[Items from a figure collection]
* * * *

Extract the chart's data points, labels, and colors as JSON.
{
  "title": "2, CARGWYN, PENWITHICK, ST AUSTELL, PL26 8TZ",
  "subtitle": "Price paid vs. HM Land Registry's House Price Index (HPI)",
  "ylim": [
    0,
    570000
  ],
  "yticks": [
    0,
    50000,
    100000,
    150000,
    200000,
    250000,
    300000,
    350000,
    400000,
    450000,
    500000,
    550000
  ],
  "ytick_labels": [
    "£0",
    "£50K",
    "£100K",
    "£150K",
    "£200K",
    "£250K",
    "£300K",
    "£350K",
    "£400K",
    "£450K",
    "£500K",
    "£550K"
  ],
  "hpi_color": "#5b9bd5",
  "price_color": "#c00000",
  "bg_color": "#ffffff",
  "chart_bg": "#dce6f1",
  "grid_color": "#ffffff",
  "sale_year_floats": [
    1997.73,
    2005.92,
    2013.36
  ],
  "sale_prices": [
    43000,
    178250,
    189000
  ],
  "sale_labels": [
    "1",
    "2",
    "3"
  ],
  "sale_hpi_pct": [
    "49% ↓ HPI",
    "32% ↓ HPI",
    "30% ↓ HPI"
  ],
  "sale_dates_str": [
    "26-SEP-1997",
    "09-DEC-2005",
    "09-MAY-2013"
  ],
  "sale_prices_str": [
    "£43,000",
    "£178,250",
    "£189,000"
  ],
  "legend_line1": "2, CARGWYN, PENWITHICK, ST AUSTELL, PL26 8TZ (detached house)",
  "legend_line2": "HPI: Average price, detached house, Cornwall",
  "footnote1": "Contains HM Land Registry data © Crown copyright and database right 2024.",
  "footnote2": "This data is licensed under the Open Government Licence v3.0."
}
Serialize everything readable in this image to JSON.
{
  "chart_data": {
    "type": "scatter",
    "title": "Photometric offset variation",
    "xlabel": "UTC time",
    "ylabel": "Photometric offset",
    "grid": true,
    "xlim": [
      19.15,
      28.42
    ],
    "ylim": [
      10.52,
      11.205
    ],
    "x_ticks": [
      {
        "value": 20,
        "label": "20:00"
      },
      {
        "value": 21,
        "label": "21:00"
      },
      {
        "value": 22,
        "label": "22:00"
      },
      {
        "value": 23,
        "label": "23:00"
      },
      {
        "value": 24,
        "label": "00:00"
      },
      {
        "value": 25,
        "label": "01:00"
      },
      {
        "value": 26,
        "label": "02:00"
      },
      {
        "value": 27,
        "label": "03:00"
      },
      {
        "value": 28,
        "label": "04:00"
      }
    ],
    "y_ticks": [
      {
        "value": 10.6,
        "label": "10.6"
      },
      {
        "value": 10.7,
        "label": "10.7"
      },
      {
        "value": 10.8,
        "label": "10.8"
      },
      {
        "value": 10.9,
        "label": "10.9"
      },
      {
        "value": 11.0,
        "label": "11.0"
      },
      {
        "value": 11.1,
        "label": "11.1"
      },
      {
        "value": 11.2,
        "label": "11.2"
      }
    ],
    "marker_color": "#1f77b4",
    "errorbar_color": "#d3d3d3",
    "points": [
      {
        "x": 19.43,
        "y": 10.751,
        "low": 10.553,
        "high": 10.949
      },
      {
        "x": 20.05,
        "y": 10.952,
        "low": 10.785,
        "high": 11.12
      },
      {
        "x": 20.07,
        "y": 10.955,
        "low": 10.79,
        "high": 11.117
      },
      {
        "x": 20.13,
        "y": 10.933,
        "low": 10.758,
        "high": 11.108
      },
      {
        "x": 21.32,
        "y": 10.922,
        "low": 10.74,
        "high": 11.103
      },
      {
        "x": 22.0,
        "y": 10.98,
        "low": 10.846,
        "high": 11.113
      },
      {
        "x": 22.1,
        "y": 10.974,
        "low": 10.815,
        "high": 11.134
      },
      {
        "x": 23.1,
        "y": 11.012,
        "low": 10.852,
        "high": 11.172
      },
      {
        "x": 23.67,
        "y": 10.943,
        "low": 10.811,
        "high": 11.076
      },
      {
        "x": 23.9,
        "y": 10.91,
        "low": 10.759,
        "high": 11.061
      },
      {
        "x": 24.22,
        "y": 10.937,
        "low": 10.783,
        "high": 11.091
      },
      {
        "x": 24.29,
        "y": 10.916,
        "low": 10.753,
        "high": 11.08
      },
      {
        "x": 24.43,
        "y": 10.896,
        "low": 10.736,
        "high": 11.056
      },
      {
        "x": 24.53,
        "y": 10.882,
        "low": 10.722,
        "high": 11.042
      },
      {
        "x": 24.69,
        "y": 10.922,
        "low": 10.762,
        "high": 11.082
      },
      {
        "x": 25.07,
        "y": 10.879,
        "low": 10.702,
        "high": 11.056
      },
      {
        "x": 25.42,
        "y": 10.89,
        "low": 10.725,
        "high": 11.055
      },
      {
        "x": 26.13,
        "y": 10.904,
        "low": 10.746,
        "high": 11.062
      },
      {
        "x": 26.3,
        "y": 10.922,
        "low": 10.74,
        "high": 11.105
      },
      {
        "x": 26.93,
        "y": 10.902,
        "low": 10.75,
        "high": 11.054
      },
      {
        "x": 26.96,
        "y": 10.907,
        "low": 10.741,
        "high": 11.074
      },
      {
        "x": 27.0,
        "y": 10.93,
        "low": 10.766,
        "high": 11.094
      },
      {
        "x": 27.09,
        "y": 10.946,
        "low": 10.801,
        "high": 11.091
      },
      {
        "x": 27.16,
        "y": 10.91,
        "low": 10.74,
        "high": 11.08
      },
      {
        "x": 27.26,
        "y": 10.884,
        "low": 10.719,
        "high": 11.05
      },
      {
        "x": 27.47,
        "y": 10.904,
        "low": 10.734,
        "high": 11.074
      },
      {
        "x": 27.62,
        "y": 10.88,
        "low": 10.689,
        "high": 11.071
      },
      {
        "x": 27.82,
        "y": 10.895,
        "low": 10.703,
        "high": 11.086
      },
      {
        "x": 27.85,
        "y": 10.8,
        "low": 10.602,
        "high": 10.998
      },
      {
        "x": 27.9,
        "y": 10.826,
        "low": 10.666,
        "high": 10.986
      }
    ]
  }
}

* * * *

DIRECTIONS FOR THIS TASK. In the entries above, locate every line with the word "PENWITHICK" and copy it.

EXERCISE SOLUTION.
  "title": "2, CARGWYN, PENWITHICK, ST AUSTELL, PL26 8TZ",
  "legend_line1": "2, CARGWYN, PENWITHICK, ST AUSTELL, PL26 8TZ (detached house)",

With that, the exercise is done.